-------- PROVIDED ENTRIES --------

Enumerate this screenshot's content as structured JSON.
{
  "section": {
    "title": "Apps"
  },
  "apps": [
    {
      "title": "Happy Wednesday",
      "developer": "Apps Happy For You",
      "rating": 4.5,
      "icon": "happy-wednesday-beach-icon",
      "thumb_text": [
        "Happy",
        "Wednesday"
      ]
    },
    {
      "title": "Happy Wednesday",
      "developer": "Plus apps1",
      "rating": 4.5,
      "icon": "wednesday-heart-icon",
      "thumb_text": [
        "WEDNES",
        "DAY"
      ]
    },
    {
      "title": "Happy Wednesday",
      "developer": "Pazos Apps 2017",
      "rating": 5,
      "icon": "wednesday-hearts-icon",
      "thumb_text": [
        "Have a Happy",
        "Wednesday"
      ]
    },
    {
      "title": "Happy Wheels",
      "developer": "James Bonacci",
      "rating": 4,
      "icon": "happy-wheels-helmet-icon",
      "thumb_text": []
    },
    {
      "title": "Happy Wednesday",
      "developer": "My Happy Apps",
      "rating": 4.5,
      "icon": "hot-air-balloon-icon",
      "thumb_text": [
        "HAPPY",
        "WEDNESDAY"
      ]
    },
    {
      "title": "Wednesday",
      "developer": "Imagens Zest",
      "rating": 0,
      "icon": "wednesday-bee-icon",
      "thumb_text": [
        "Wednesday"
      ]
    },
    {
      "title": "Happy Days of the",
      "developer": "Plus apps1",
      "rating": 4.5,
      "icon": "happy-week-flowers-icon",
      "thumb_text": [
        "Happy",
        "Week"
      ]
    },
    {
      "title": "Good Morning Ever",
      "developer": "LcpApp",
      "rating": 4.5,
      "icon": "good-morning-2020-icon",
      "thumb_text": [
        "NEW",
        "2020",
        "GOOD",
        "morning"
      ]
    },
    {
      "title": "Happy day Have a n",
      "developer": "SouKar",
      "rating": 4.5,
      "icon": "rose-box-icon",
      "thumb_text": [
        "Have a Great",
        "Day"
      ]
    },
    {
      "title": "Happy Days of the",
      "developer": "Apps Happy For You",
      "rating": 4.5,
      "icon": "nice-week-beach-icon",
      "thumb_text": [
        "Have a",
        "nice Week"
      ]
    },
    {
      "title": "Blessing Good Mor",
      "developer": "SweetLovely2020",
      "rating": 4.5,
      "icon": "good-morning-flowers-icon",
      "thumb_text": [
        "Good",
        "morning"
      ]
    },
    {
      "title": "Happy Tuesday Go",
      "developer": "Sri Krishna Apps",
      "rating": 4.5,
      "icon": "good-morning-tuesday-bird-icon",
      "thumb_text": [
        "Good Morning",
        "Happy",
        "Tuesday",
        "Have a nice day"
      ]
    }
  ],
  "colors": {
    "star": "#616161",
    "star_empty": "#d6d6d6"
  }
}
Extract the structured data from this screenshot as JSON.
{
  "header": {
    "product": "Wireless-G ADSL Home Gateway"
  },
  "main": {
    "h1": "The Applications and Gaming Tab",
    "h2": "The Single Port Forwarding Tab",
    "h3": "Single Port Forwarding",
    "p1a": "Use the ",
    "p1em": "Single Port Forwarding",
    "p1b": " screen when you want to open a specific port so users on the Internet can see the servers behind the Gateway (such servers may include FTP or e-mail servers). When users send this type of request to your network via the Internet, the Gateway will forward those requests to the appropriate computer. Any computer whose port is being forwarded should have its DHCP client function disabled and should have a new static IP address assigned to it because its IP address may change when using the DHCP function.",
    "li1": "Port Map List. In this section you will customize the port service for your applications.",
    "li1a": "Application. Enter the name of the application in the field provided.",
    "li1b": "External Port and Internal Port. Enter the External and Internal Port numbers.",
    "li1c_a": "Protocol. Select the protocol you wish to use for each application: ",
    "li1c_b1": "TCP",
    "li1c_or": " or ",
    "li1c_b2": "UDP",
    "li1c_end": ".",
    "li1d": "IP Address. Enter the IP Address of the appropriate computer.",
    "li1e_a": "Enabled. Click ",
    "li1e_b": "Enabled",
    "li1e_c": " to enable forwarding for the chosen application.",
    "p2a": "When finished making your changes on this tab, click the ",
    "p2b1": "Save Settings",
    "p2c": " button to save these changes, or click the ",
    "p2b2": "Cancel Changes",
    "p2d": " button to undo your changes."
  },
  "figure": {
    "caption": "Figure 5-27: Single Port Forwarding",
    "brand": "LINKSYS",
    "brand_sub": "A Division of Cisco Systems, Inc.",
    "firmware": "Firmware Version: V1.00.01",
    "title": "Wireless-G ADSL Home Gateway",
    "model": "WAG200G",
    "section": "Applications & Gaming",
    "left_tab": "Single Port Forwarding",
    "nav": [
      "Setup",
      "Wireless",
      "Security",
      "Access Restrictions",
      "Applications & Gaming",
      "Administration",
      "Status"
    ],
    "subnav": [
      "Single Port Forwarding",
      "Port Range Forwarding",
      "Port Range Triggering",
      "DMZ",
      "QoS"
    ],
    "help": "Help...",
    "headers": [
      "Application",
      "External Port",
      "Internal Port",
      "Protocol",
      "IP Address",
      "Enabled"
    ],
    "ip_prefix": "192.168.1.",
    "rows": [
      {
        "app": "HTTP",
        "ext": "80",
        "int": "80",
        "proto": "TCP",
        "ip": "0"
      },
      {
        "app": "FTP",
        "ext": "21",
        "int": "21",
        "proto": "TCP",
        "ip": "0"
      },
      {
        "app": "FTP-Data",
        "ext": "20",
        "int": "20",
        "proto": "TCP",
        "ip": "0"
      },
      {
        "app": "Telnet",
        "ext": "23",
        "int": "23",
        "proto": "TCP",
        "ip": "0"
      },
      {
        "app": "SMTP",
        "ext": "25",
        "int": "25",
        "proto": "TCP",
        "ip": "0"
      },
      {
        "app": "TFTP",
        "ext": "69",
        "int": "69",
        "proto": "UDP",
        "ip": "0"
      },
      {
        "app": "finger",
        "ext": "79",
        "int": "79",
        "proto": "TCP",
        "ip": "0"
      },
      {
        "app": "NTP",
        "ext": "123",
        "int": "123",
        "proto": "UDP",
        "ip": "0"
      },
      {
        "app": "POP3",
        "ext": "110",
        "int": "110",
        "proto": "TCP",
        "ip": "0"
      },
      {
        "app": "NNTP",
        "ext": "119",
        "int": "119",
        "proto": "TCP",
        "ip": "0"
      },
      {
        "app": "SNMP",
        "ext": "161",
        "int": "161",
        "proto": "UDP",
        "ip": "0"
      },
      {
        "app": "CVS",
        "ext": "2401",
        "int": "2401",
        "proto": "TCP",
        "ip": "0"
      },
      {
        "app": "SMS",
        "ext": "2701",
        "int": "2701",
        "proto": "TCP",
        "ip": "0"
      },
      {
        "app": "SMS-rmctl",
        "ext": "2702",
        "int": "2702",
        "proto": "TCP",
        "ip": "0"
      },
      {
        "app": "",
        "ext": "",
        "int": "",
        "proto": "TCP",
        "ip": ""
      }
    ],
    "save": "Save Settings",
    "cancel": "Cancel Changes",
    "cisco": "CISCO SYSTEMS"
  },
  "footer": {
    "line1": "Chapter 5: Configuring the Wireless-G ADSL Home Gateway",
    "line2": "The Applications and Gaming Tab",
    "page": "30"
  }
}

--------

Which lines contain "Cancel"? Copy each of them.

    "p2b2": "Cancel Changes",
    "cancel": "Cancel Changes",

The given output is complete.